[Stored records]
○ ○ ○

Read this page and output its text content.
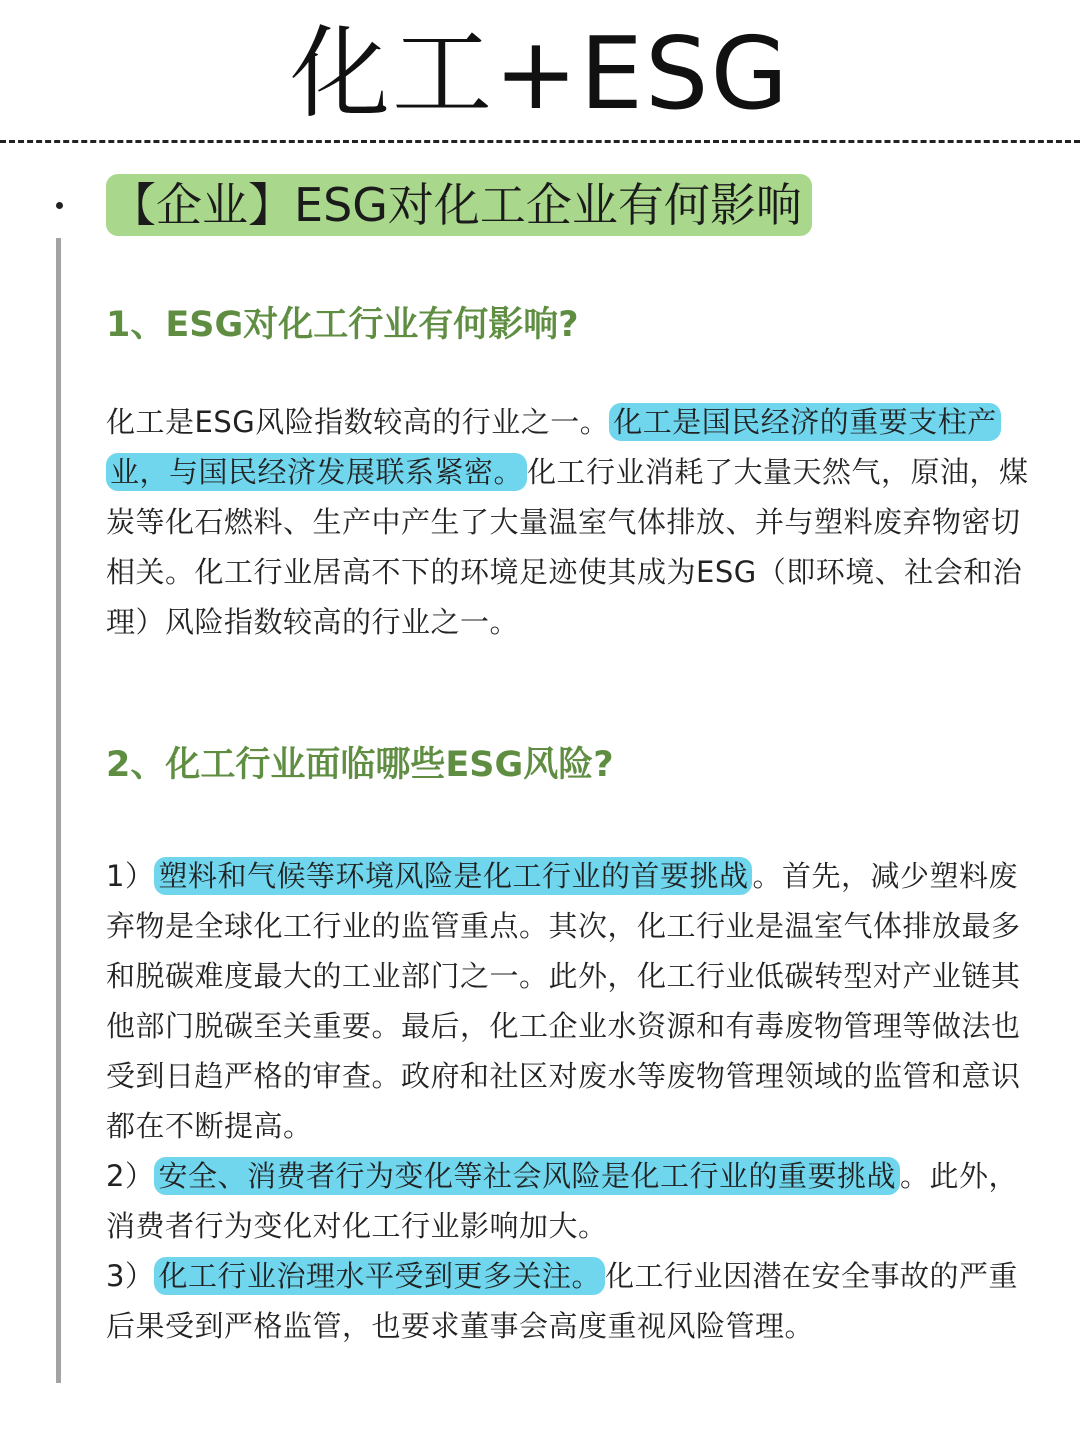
化工+ESG
【企业】ESG对化工企业有何影响
1、ESG对化工行业有何影响?

化工是ESG风险指数较高的行业之一。 化工是国民经济的重要支柱产业，与国民经济发展联系紧密。 化工行业消耗了大量天然气，原油，煤炭等化石燃料、生产中产生了大量温室气体排放、并与塑料废弃物密切相关。化工行业居高不下的环境足迹使其成为ESG（即环境、社会和治理）风险指数较高的行业之一。

2、化工行业面临哪些ESG风险?

1） 塑料和气候等环境风险是化工行业的首要挑战 。首先，减少塑料废弃物是全球化工行业的监管重点。其次，化工行业是温室气体排放最多和脱碳难度最大的工业部门之一。此外，化工行业低碳转型对产业链其他部门脱碳至关重要。最后，化工企业水资源和有毒废物管理等做法也受到日趋严格的审查。政府和社区对废水等废物管理领域的监管和意识都在不断提高。

2） 安全、消费者行为变化等社会风险是化工行业的重要挑战 。此外，消费者行为变化对化工行业影响加大。

3） 化工行业治理水平受到更多关注。 化工行业因潜在安全事故的严重后果受到严格监管，也要求董事会高度重视风险管理。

○ ○ ○

> _WHAT IS NEEDED_: Print the complete listing exactly, apart from any pictures.

> _EXERCISE SOLUTION_:
Read this page and output its text content.
化工+ESG
【企业】ESG对化工企业有何影响
1、ESG对化工行业有何影响?

化工是ESG风险指数较高的行业之一。 化工是国民经济的重要支柱产业，与国民经济发展联系紧密。 化工行业消耗了大量天然气，原油，煤炭等化石燃料、生产中产生了大量温室气体排放、并与塑料废弃物密切相关。化工行业居高不下的环境足迹使其成为ESG（即环境、社会和治理）风险指数较高的行业之一。

2、化工行业面临哪些ESG风险?

1） 塑料和气候等环境风险是化工行业的首要挑战 。首先，减少塑料废弃物是全球化工行业的监管重点。其次，化工行业是温室气体排放最多和脱碳难度最大的工业部门之一。此外，化工行业低碳转型对产业链其他部门脱碳至关重要。最后，化工企业水资源和有毒废物管理等做法也受到日趋严格的审查。政府和社区对废水等废物管理领域的监管和意识都在不断提高。

2） 安全、消费者行为变化等社会风险是化工行业的重要挑战 。此外，消费者行为变化对化工行业影响加大。

3） 化工行业治理水平受到更多关注。 化工行业因潜在安全事故的严重后果受到严格监管，也要求董事会高度重视风险管理。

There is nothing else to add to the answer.